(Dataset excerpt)
===============

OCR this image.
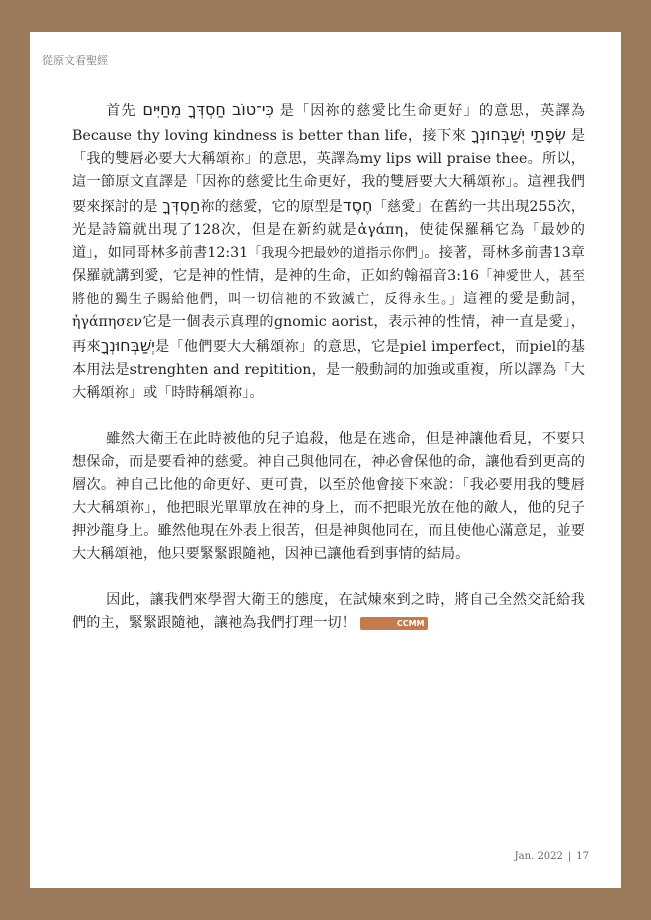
從原文看聖經

首先 כִּי־טוֹב חַסְדְּךָ מֵחַיִּים 是「因祢的慈愛比生命更好」的意思，英譯為Because thy loving kindness is better than life，接下來 שְׂפָתַי יְשַׁבְּחוּנְךָ 是「我的雙唇必要大大稱頌祢」的意思，英譯為my lips will praise thee。所以，這一節原文直譯是「因祢的慈愛比生命更好，我的雙唇要大大稱頌祢」。這裡我們要來探討的是 חַסְדְּךָ祢的慈愛，它的原型是חֶסֶד「慈愛」在舊約一共出現255次，光是詩篇就出現了128次，但是在新約就是ἀγάπη，使徒保羅稱它為「最妙的道」，如同哥林多前書12:31「我現今把最妙的道指示你們」。接著，哥林多前書13章保羅就講到愛，它是神的性情，是神的生命，正如約翰福音3:16「神愛世人，甚至將他的獨生子賜給他們，叫一切信祂的不致滅亡，反得永生。」這裡的愛是動詞，ἠγάπησεν它是一個表示真理的gnomic aorist，表示神的性情，神一直是愛」，再來יְשַׁבְּחוּנְךָ是「他們要大大稱頌祢」的意思，它是piel imperfect，而piel的基本用法是strenghten and repitition，是一般動詞的加強或重複，所以譯為「大大稱頌祢」或「時時稱頌祢」。

雖然大衛王在此時被他的兒子追殺，他是在逃命，但是神讓他看見，不要只想保命，而是要看神的慈愛。神自己與他同在，神必會保他的命，讓他看到更高的層次。神自己比他的命更好、更可貴，以至於他會接下來說：「我必要用我的雙唇大大稱頌祢」，他把眼光單單放在神的身上，而不把眼光放在他的敵人，他的兒子押沙龍身上。雖然他現在外表上很苦，但是神與他同在，而且使他心滿意足，並要大大稱頌祂，他只要緊緊跟隨祂，因神已讓他看到事情的結局。

因此，讓我們來學習大衛王的態度，在試煉來到之時，將自己全然交託給我們的主，緊緊跟隨祂，讓祂為我們打理一切！	CCMM

Jan. 2022 | 17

===============

What you will do
Your task is to reproduce all of the material exactly. The pictures stay out.

Final result
OCR this image.
從原文看聖經

首先 כִּי־טוֹב חַסְדְּךָ מֵחַיִּים 是「因祢的慈愛比生命更好」的意思，英譯為Because thy loving kindness is better than life，接下來 שְׂפָתַי יְשַׁבְּחוּנְךָ 是「我的雙唇必要大大稱頌祢」的意思，英譯為my lips will praise thee。所以，這一節原文直譯是「因祢的慈愛比生命更好，我的雙唇要大大稱頌祢」。這裡我們要來探討的是 חַסְדְּךָ祢的慈愛，它的原型是חֶסֶד「慈愛」在舊約一共出現255次，光是詩篇就出現了128次，但是在新約就是ἀγάπη，使徒保羅稱它為「最妙的道」，如同哥林多前書12:31「我現今把最妙的道指示你們」。接著，哥林多前書13章保羅就講到愛，它是神的性情，是神的生命，正如約翰福音3:16「神愛世人，甚至將他的獨生子賜給他們，叫一切信祂的不致滅亡，反得永生。」這裡的愛是動詞，ἠγάπησεν它是一個表示真理的gnomic aorist，表示神的性情，神一直是愛」，再來יְשַׁבְּחוּנְךָ是「他們要大大稱頌祢」的意思，它是piel imperfect，而piel的基本用法是strenghten and repitition，是一般動詞的加強或重複，所以譯為「大大稱頌祢」或「時時稱頌祢」。

雖然大衛王在此時被他的兒子追殺，他是在逃命，但是神讓他看見，不要只想保命，而是要看神的慈愛。神自己與他同在，神必會保他的命，讓他看到更高的層次。神自己比他的命更好、更可貴，以至於他會接下來說：「我必要用我的雙唇大大稱頌祢」，他把眼光單單放在神的身上，而不把眼光放在他的敵人，他的兒子押沙龍身上。雖然他現在外表上很苦，但是神與他同在，而且使他心滿意足，並要大大稱頌祂，他只要緊緊跟隨祂，因神已讓他看到事情的結局。

因此，讓我們來學習大衛王的態度，在試煉來到之時，將自己全然交託給我們的主，緊緊跟隨祂，讓祂為我們打理一切！	CCMM

Jan. 2022 | 17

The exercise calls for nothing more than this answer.